Research Interests

Research in Powerpoint Presentation

My research interests are in the field of Electrochemical Engineering, Electrocatalysis and Interfacial Phenomena with emphasis on electrochemical power sources (direct methanol, ethanol and borohydride fuel cells) and electrosynthesis (e.g., oxygen reduction to hydrogen peroxide and its application for various chemical processes).

Electrochemical science and engineering is at the forefront of many leading edge technologies including electronics, biomedical applications, pollution control and/or prevention by electrochemical methods. A major problem for many electrochemical processes, fuel cells included, relates to electrocatalyst development. This comprises a range of issues including the fundamental understanding of the electrocatalytic activity and reaction mechanism, catalyst synthesis routes and engineering aspects related to incorporation of the electrocatalyst into the electrode structure to assure high catalyst utilization efficiency, low degradation rate and cost effectiveness (i.e., low load of precious metal catalysts).

The areas at the interface of fundamental electrochemistry and engineering, aimed at developing novel nano-structured electrocatalyst preparation methodologies targeting specific catalytic functions and integrating them with various porous electrode designs, is a major focus of my research with the overall objective of developing fuel cells utilizing methanol, ethanol and borohydride. These fuel cells are advantageous low-emission power sources characterized by simpler fuelling infrastructure compared to hydrogen cells (e.g. a reformer for H 2 generation is not required), high theoretical energy densities, the possibility of using renewable resources for fuel production (e.g. bio-ethanol) and convenient scale-down for micro-scale power applications.

As a general methodology my group uses an integrated approach combining fundamental electrochemical and surface analytical studies with engineering investigations using electrochemical cells equipped with porous electrodes.

> **Problems to work on**
a) Can you sum up the research interests text in two sentences?
b) Will you reproduce the research interests text from "The areas at" up to and including "micro-scale power applications."?
The rows play no part in this work.

> **Source information**

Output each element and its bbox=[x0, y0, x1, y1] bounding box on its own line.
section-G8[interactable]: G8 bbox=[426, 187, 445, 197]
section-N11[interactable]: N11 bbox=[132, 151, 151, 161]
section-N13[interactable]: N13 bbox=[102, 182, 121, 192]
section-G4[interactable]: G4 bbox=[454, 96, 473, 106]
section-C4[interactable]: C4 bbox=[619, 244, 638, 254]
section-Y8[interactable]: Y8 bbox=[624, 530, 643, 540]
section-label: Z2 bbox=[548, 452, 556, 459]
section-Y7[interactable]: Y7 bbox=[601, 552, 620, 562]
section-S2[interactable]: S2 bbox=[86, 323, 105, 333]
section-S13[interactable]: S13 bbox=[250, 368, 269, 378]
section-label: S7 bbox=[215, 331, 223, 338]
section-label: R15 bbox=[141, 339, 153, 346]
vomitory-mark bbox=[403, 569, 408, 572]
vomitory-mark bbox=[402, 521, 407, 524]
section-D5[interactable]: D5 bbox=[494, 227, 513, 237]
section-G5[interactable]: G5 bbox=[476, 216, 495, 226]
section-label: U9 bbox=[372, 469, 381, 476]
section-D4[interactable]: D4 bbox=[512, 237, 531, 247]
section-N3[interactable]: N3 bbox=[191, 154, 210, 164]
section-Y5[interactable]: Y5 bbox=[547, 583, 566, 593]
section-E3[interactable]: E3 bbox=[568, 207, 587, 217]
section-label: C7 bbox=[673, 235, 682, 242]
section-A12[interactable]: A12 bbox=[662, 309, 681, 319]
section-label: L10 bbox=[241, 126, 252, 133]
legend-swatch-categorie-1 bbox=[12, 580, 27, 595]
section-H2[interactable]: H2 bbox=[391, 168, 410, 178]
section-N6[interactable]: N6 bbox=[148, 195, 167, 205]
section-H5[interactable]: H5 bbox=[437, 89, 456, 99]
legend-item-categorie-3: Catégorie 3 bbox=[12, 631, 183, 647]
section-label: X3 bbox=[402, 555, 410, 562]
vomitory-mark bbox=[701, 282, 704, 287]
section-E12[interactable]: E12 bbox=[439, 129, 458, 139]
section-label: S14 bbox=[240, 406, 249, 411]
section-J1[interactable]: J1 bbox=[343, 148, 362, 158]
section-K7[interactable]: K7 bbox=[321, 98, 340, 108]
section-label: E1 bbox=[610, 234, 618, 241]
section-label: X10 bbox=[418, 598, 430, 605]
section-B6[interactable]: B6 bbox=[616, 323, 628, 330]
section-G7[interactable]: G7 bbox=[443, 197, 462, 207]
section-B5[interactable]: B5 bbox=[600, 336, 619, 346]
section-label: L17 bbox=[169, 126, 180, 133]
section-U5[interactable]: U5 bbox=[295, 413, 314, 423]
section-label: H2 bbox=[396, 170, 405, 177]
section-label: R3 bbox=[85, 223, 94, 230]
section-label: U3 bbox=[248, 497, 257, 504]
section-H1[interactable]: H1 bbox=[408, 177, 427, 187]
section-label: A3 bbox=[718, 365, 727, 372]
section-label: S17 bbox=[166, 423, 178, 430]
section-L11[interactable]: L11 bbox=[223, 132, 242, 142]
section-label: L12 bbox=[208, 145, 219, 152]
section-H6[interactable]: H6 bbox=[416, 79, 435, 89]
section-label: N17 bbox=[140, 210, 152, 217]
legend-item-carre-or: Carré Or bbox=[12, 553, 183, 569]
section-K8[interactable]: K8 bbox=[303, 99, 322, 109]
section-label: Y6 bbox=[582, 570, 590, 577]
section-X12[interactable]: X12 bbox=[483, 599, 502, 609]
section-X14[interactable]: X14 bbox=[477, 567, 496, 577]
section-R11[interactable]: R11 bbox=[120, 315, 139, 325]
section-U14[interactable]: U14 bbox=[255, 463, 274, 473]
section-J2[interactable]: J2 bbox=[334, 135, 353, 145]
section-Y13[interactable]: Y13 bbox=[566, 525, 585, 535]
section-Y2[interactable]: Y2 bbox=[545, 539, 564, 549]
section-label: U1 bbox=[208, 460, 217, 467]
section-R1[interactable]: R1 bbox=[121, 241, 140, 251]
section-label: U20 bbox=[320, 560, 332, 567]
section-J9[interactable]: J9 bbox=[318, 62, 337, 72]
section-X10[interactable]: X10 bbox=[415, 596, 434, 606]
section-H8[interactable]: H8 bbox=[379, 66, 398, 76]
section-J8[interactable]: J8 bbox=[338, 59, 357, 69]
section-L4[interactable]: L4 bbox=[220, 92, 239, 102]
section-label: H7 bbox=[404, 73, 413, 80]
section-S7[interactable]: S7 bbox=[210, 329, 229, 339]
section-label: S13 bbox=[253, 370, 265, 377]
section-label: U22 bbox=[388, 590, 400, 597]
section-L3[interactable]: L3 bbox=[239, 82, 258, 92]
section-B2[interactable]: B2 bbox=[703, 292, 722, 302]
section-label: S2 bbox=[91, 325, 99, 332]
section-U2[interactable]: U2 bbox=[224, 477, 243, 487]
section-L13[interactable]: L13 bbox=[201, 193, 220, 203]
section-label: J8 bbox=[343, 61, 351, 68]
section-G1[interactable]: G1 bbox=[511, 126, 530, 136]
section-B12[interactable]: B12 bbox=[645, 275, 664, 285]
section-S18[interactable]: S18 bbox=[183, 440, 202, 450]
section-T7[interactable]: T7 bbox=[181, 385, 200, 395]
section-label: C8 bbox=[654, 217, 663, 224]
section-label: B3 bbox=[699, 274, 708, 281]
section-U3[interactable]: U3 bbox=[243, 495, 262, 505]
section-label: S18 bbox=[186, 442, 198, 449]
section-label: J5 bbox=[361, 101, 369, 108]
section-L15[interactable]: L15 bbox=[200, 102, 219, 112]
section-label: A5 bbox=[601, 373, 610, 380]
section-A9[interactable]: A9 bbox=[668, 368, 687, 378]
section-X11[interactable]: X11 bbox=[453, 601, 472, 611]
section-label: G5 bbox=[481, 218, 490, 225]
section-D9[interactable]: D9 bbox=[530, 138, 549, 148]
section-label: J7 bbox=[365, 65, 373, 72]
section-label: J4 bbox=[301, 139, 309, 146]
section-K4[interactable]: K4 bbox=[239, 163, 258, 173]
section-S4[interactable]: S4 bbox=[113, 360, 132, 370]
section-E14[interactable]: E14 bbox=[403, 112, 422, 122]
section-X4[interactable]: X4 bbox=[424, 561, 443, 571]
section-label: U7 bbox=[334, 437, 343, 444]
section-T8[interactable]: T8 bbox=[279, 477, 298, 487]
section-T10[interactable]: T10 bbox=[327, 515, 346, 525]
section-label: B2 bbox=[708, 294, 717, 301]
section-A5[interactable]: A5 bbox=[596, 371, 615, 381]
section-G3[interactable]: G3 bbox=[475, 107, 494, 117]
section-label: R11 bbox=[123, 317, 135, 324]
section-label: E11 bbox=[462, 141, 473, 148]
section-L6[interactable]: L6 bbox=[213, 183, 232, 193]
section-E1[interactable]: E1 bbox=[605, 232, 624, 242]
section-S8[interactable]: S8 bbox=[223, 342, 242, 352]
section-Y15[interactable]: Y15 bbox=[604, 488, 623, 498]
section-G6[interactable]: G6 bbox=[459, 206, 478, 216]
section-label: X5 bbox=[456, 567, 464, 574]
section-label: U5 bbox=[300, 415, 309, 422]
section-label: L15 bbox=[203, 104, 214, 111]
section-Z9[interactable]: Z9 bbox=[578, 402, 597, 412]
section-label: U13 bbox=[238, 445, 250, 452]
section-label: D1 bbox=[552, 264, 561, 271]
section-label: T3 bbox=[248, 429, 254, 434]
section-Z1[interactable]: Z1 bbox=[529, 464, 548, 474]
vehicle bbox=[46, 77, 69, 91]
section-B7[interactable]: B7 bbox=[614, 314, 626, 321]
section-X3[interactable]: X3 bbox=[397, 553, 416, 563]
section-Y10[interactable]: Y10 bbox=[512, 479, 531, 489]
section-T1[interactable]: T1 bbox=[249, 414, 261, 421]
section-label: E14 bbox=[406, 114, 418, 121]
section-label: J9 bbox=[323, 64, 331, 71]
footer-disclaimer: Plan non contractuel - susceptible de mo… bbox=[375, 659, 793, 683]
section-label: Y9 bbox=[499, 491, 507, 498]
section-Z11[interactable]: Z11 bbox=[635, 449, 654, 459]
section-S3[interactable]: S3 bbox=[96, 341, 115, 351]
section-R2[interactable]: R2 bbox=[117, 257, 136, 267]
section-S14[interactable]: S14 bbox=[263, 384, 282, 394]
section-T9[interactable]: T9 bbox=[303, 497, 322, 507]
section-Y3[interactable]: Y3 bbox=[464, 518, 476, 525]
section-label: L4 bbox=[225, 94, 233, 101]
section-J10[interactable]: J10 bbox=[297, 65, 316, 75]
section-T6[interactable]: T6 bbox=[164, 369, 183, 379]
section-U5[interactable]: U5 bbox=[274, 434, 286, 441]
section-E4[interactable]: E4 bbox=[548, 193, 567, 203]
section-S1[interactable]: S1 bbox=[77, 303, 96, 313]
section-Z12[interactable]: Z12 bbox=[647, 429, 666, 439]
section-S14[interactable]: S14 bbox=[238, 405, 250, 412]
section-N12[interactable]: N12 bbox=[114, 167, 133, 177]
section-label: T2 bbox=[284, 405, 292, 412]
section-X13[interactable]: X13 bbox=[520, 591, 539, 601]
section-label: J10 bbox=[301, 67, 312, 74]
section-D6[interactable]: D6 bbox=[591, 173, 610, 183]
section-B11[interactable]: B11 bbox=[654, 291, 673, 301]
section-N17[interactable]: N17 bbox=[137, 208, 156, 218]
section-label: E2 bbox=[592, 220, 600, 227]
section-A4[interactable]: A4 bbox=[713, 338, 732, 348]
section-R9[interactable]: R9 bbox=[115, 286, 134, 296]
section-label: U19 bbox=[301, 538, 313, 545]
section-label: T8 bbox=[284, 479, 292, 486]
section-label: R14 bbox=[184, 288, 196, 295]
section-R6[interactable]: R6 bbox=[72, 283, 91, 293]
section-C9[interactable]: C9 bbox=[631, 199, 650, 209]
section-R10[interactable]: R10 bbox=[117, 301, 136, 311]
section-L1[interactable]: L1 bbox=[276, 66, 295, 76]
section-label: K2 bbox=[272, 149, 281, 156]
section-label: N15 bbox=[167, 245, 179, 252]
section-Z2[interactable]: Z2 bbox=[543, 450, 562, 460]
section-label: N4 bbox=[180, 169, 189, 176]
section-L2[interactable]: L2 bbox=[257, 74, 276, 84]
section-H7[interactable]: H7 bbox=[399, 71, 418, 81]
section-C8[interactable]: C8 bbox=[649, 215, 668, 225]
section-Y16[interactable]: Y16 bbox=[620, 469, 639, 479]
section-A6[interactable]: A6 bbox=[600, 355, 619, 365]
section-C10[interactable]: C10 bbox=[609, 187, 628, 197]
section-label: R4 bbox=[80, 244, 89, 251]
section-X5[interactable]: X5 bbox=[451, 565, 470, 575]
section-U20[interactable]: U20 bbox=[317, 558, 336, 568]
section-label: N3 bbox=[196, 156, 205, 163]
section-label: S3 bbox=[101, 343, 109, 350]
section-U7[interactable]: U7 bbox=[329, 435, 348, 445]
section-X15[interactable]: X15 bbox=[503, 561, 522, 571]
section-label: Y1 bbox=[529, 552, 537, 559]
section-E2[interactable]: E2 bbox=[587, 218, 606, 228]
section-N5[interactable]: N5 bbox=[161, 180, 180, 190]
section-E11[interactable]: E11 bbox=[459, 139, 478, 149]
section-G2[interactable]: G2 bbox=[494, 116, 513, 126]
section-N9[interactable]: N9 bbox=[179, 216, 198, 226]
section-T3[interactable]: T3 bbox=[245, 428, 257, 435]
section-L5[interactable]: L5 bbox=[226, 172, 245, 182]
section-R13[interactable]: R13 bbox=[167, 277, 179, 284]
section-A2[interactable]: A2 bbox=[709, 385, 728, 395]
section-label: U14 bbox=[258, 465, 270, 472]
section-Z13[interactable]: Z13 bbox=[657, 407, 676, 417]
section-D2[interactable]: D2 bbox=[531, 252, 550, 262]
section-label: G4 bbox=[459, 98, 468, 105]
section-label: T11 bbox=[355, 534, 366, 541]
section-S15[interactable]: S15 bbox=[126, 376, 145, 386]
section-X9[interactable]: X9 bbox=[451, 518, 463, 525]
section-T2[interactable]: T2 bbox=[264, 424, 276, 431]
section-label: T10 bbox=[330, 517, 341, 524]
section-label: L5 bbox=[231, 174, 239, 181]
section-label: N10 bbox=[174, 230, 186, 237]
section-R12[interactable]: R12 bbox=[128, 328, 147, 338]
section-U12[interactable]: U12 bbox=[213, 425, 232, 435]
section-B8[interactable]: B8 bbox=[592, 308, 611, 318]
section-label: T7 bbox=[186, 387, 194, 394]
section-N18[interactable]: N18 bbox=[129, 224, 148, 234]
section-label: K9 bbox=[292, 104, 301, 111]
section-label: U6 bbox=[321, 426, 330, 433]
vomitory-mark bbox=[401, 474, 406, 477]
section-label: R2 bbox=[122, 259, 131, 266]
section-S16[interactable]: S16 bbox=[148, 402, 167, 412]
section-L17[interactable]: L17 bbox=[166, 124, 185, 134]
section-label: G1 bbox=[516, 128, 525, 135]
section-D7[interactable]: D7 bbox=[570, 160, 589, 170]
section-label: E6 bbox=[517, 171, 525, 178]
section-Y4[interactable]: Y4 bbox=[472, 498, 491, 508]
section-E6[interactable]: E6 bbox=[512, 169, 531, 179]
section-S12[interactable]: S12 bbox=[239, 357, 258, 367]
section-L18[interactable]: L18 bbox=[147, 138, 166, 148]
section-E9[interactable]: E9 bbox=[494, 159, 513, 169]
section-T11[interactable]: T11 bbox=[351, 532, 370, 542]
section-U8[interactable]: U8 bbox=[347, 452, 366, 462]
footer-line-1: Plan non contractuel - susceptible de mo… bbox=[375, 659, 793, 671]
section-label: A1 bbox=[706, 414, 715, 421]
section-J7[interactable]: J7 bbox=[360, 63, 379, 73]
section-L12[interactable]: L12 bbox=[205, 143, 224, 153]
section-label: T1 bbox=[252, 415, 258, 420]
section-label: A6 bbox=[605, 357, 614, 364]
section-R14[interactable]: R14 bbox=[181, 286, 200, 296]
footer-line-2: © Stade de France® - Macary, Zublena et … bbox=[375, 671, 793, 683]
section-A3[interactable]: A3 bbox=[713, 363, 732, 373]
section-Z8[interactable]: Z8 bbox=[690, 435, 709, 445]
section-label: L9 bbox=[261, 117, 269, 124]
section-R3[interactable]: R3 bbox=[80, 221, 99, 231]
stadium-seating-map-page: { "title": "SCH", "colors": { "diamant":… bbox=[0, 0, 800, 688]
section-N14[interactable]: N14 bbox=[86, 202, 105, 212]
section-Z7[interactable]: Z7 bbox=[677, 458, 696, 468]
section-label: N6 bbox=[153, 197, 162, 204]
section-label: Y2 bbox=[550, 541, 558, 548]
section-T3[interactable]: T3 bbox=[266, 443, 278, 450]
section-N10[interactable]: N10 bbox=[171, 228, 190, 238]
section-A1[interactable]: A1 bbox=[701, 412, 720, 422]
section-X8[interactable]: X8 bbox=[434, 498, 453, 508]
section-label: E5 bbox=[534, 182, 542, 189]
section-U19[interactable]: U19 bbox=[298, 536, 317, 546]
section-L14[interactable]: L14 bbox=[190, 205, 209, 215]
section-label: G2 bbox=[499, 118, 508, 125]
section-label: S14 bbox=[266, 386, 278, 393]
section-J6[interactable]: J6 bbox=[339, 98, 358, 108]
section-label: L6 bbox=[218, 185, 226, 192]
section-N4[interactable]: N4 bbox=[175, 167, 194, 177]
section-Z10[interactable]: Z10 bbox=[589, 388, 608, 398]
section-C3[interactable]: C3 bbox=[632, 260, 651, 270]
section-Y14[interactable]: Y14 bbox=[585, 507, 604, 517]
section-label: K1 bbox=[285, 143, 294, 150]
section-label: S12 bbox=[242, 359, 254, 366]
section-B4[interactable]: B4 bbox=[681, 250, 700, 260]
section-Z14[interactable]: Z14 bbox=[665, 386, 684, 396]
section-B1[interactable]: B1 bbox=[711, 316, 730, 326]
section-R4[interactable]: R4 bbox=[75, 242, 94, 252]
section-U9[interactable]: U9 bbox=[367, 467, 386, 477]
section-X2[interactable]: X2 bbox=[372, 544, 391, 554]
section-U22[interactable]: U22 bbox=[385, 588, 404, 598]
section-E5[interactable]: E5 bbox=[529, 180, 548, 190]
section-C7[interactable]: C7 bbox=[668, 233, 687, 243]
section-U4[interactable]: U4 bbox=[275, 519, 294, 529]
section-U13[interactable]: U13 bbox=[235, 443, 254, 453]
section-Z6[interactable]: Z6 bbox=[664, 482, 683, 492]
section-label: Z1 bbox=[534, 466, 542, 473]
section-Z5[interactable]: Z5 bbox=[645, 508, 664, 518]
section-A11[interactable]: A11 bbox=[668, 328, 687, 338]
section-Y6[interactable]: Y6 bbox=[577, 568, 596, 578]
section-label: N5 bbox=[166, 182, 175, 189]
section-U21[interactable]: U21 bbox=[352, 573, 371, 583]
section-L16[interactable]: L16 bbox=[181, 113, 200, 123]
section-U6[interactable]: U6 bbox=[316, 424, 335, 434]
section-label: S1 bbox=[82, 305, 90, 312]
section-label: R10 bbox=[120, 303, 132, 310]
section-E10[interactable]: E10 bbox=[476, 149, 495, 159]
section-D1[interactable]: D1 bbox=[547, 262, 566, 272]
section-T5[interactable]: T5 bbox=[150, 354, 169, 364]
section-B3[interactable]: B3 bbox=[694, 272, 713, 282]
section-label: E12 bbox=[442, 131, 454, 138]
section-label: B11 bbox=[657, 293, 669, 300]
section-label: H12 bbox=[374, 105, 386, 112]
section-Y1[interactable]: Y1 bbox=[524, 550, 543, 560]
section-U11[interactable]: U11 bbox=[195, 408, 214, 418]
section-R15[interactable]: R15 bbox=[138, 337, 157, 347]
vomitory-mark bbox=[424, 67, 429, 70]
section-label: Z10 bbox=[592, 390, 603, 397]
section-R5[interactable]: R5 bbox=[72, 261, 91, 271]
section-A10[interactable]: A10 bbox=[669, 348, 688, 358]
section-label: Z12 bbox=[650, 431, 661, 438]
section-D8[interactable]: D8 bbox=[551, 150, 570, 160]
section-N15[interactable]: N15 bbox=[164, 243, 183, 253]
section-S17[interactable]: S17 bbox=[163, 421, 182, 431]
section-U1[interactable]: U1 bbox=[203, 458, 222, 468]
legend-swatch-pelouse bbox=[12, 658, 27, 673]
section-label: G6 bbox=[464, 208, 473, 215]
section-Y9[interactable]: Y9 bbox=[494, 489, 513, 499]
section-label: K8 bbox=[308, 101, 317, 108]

> **Outputs by task**
a) The research centers on electrochemical engineering, electrocatalysis and interfacial phenomena, with emphasis on direct methanol, ethanol and borohydride fuel cells and on electrosynthesis such as oxygen reduction to hydrogen peroxide. A major focus is developing novel nano-structured electrocatalyst preparation methods and integrating them with porous electrode designs, using an approach that combines fundamental electrochemical and surface analytical studies with engineering investigations.

b)
The areas at the interface of fundamental electrochemistry and engineering, aimed at developing novel nano-structured electrocatalyst preparation methodologies targeting specific catalytic functions and integrating them with various porous electrode designs, is a major focus of my research with the overall objective of developing fuel cells utilizing methanol, ethanol and borohydride. These fuel cells are advantageous low-emission power sources characterized by simpler fuelling infrastructure compared to hydrogen cells (e.g. a reformer for H 2 generation is not required), high theoretical energy densities, the possibility of using renewable resources for fuel production (e.g. bio-ethanol) and convenient scale-down for micro-scale power applications.